■ What the exercise asks: Your task is to give the entries back exactly, leaving nothing out.

★ ★ ★

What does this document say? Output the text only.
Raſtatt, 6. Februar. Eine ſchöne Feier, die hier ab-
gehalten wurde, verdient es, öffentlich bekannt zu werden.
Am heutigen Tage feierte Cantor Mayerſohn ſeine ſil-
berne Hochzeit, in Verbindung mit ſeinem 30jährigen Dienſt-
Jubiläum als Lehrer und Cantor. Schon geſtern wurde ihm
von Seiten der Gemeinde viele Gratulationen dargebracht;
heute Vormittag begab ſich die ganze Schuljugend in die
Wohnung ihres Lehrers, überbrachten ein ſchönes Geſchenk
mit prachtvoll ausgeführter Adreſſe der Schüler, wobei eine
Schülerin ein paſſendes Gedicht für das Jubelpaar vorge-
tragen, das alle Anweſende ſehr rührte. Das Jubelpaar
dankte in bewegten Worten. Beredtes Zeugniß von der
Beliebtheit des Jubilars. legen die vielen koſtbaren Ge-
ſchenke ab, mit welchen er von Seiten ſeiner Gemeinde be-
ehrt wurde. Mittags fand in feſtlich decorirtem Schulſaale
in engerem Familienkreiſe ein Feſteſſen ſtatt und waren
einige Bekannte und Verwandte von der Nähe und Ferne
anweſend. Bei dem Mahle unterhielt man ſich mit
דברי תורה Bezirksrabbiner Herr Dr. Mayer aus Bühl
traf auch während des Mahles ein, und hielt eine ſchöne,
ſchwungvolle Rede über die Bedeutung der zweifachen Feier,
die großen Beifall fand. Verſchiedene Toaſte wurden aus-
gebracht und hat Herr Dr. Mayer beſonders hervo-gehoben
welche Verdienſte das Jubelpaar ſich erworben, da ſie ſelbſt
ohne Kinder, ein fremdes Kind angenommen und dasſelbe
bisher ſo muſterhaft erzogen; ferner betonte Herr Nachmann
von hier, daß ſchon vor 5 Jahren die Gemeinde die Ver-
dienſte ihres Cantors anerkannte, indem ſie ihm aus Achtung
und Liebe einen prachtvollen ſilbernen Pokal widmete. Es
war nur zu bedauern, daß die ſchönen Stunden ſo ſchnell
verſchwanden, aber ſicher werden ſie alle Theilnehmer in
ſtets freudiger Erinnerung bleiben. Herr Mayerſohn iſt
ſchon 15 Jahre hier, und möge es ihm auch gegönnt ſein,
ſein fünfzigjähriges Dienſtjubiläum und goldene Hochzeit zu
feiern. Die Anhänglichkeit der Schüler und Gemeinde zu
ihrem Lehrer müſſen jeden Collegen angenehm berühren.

★ ★ ★

■ Answer area:
What does this document say? Output the text only.
Raſtatt, 6. Februar. Eine ſchöne Feier, die hier ab-
gehalten wurde, verdient es, öffentlich bekannt zu werden.
Am heutigen Tage feierte Cantor Mayerſohn ſeine ſil-
berne Hochzeit, in Verbindung mit ſeinem 30jährigen Dienſt-
Jubiläum als Lehrer und Cantor. Schon geſtern wurde ihm
von Seiten der Gemeinde viele Gratulationen dargebracht;
heute Vormittag begab ſich die ganze Schuljugend in die
Wohnung ihres Lehrers, überbrachten ein ſchönes Geſchenk
mit prachtvoll ausgeführter Adreſſe der Schüler, wobei eine
Schülerin ein paſſendes Gedicht für das Jubelpaar vorge-
tragen, das alle Anweſende ſehr rührte. Das Jubelpaar
dankte in bewegten Worten. Beredtes Zeugniß von der
Beliebtheit des Jubilars. legen die vielen koſtbaren Ge-
ſchenke ab, mit welchen er von Seiten ſeiner Gemeinde be-
ehrt wurde. Mittags fand in feſtlich decorirtem Schulſaale
in engerem Familienkreiſe ein Feſteſſen ſtatt und waren
einige Bekannte und Verwandte von der Nähe und Ferne
anweſend. Bei dem Mahle unterhielt man ſich mit
דברי תורה Bezirksrabbiner Herr Dr. Mayer aus Bühl
traf auch während des Mahles ein, und hielt eine ſchöne,
ſchwungvolle Rede über die Bedeutung der zweifachen Feier,
die großen Beifall fand. Verſchiedene Toaſte wurden aus-
gebracht und hat Herr Dr. Mayer beſonders hervo-gehoben
welche Verdienſte das Jubelpaar ſich erworben, da ſie ſelbſt
ohne Kinder, ein fremdes Kind angenommen und dasſelbe
bisher ſo muſterhaft erzogen; ferner betonte Herr Nachmann
von hier, daß ſchon vor 5 Jahren die Gemeinde die Ver-
dienſte ihres Cantors anerkannte, indem ſie ihm aus Achtung
und Liebe einen prachtvollen ſilbernen Pokal widmete. Es
war nur zu bedauern, daß die ſchönen Stunden ſo ſchnell
verſchwanden, aber ſicher werden ſie alle Theilnehmer in
ſtets freudiger Erinnerung bleiben. Herr Mayerſohn iſt
ſchon 15 Jahre hier, und möge es ihm auch gegönnt ſein,
ſein fünfzigjähriges Dienſtjubiläum und goldene Hochzeit zu
feiern. Die Anhänglichkeit der Schüler und Gemeinde zu
ihrem Lehrer müſſen jeden Collegen angenehm berühren.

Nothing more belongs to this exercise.